DIRECTION:
Copy out every line that contains the word "object".

INFORMATION SHOWN:
<<<<
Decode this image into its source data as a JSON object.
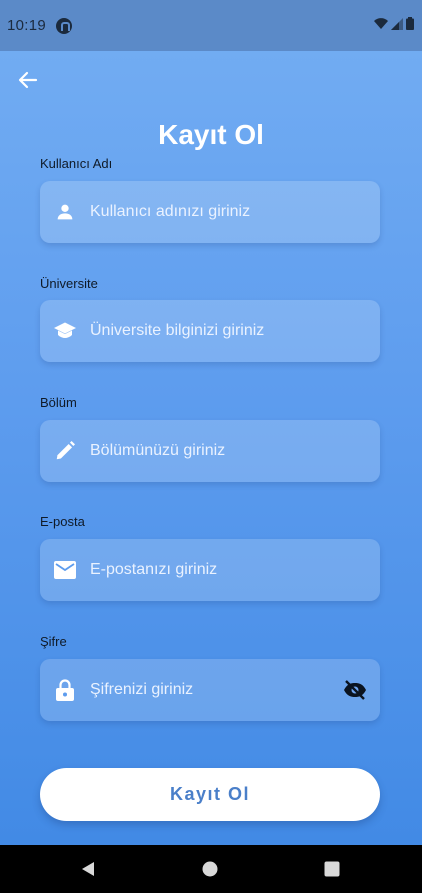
{
  "status_bar": {
    "time": "10:19",
    "icons": [
      "app-notification-icon",
      "wifi-icon",
      "signal-icon",
      "battery-icon"
    ]
  },
  "header": {
    "back_icon": "arrow-left-icon",
    "title": "Kayıt Ol"
  },
  "form": {
    "fields": [
      {
        "label": "Kullanıcı Adı",
        "placeholder": "Kullanıcı adınızı giriniz",
        "icon": "person-icon"
      },
      {
        "label": "Üniversite",
        "placeholder": "Üniversite bilginizi giriniz",
        "icon": "graduation-cap-icon"
      },
      {
        "label": "Bölüm",
        "placeholder": "Bölümünüzü giriniz",
        "icon": "pencil-icon"
      },
      {
        "label": "E-posta",
        "placeholder": "E-postanızı giriniz",
        "icon": "mail-icon"
      },
      {
        "label": "Şifre",
        "placeholder": "Şifrenizi giriniz",
        "icon": "lock-icon",
        "trailing_icon": "eye-off-icon"
      }
    ],
    "submit_label": "Kayıt Ol"
  },
  "nav": {
    "buttons": [
      "back-triangle-icon",
      "home-circle-icon",
      "recents-square-icon"
    ]
  },
  "colors": {
    "gradient_top": "#74aef3",
    "gradient_bottom": "#3f88e4",
    "status_bar": "#5b8ac8",
    "button_text": "#4a7fc9"
  }
}
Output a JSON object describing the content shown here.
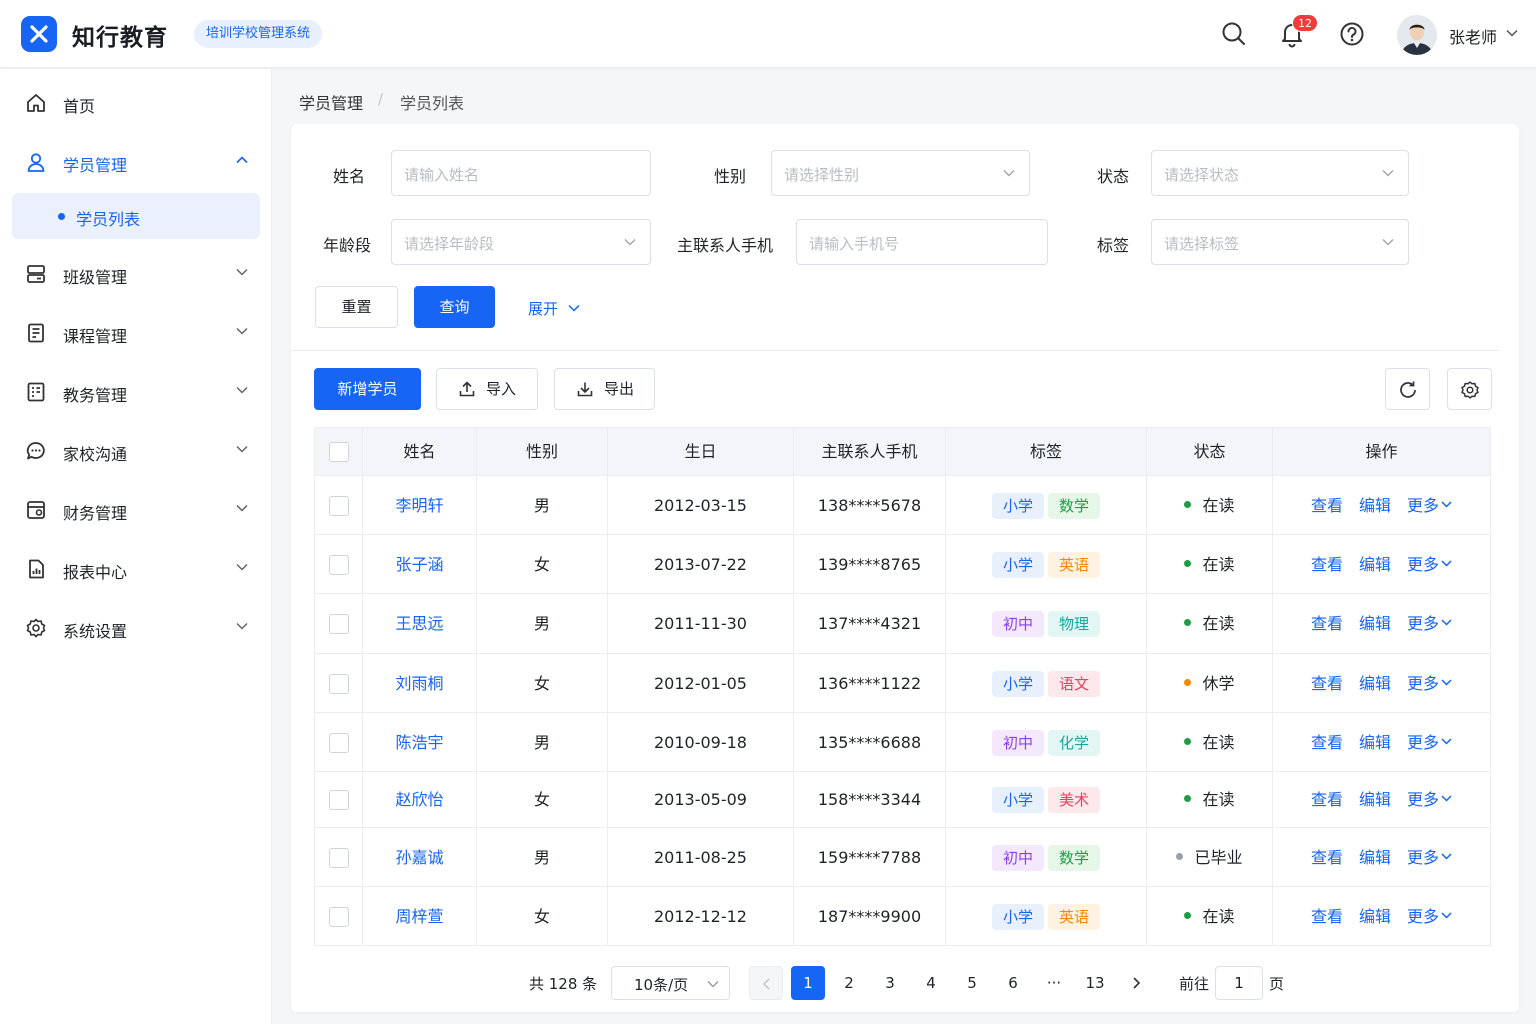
{
  "header": {
    "brand": "知行教育",
    "system_tag": "培训学校管理系统",
    "notification_count": "12",
    "user_name": "张老师"
  },
  "sidebar": {
    "items": [
      {
        "label": "首页",
        "icon": "home-icon"
      },
      {
        "label": "学员管理",
        "icon": "user-icon",
        "expanded": true
      },
      {
        "label": "班级管理",
        "icon": "class-icon"
      },
      {
        "label": "课程管理",
        "icon": "course-icon"
      },
      {
        "label": "教务管理",
        "icon": "academic-icon"
      },
      {
        "label": "家校沟通",
        "icon": "chat-icon"
      },
      {
        "label": "财务管理",
        "icon": "finance-icon"
      },
      {
        "label": "报表中心",
        "icon": "report-icon"
      },
      {
        "label": "系统设置",
        "icon": "gear-icon"
      }
    ],
    "sub_item": "学员列表"
  },
  "breadcrumb": [
    "学员管理",
    "学员列表"
  ],
  "filters": {
    "name_label": "姓名",
    "name_placeholder": "请输入姓名",
    "gender_label": "性别",
    "gender_placeholder": "请选择性别",
    "status_label": "状态",
    "status_placeholder": "请选择状态",
    "age_label": "年龄段",
    "age_placeholder": "请选择年龄段",
    "phone_label": "主联系人手机",
    "phone_placeholder": "请输入手机号",
    "tag_label": "标签",
    "tag_placeholder": "请选择标签",
    "reset": "重置",
    "query": "查询",
    "expand": "展开"
  },
  "toolbar": {
    "add": "新增学员",
    "import": "导入",
    "export": "导出"
  },
  "table": {
    "columns": [
      "姓名",
      "性别",
      "生日",
      "主联系人手机",
      "标签",
      "状态",
      "操作"
    ],
    "actions": [
      "查看",
      "编辑",
      "更多"
    ],
    "rows": [
      {
        "name": "李明轩",
        "gender": "男",
        "birthday": "2012-03-15",
        "phone": "138****5678",
        "tags": [
          "小学",
          "数学"
        ],
        "status": "在读"
      },
      {
        "name": "张子涵",
        "gender": "女",
        "birthday": "2013-07-22",
        "phone": "139****8765",
        "tags": [
          "小学",
          "英语"
        ],
        "status": "在读"
      },
      {
        "name": "王思远",
        "gender": "男",
        "birthday": "2011-11-30",
        "phone": "137****4321",
        "tags": [
          "初中",
          "物理"
        ],
        "status": "在读"
      },
      {
        "name": "刘雨桐",
        "gender": "女",
        "birthday": "2012-01-05",
        "phone": "136****1122",
        "tags": [
          "小学",
          "语文"
        ],
        "status": "休学"
      },
      {
        "name": "陈浩宇",
        "gender": "男",
        "birthday": "2010-09-18",
        "phone": "135****6688",
        "tags": [
          "初中",
          "化学"
        ],
        "status": "在读"
      },
      {
        "name": "赵欣怡",
        "gender": "女",
        "birthday": "2013-05-09",
        "phone": "158****3344",
        "tags": [
          "小学",
          "美术"
        ],
        "status": "在读"
      },
      {
        "name": "孙嘉诚",
        "gender": "男",
        "birthday": "2011-08-25",
        "phone": "159****7788",
        "tags": [
          "初中",
          "数学"
        ],
        "status": "已毕业"
      },
      {
        "name": "周梓萱",
        "gender": "女",
        "birthday": "2012-12-12",
        "phone": "187****9900",
        "tags": [
          "小学",
          "英语"
        ],
        "status": "在读"
      }
    ]
  },
  "tag_colors": {
    "小学": {
      "bg": "#e8f0fe",
      "fg": "#1665f5"
    },
    "初中": {
      "bg": "#f3e8fd",
      "fg": "#8a3ff0"
    },
    "数学": {
      "bg": "#e6f7ea",
      "fg": "#1f9d45"
    },
    "英语": {
      "bg": "#fff2e0",
      "fg": "#f08a00"
    },
    "物理": {
      "bg": "#e2f6f4",
      "fg": "#13a89e"
    },
    "语文": {
      "bg": "#fde8ec",
      "fg": "#e8405f"
    },
    "化学": {
      "bg": "#e2f6f4",
      "fg": "#13a89e"
    },
    "美术": {
      "bg": "#fde8ec",
      "fg": "#e8405f"
    }
  },
  "status_colors": {
    "在读": "#1f9d45",
    "休学": "#f08a00",
    "已毕业": "#9aa0a8"
  },
  "pagination": {
    "total": "共 128 条",
    "page_size": "10条/页",
    "pages": [
      "1",
      "2",
      "3",
      "4",
      "5",
      "6",
      "···",
      "13"
    ],
    "current": "1",
    "goto_label": "前往",
    "goto_value": "1",
    "page_suffix": "页"
  }
}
>>>>
THE RESPONSE:
Decode this image into its source data as a JSON object.
Output a JSON object describing the content shown here.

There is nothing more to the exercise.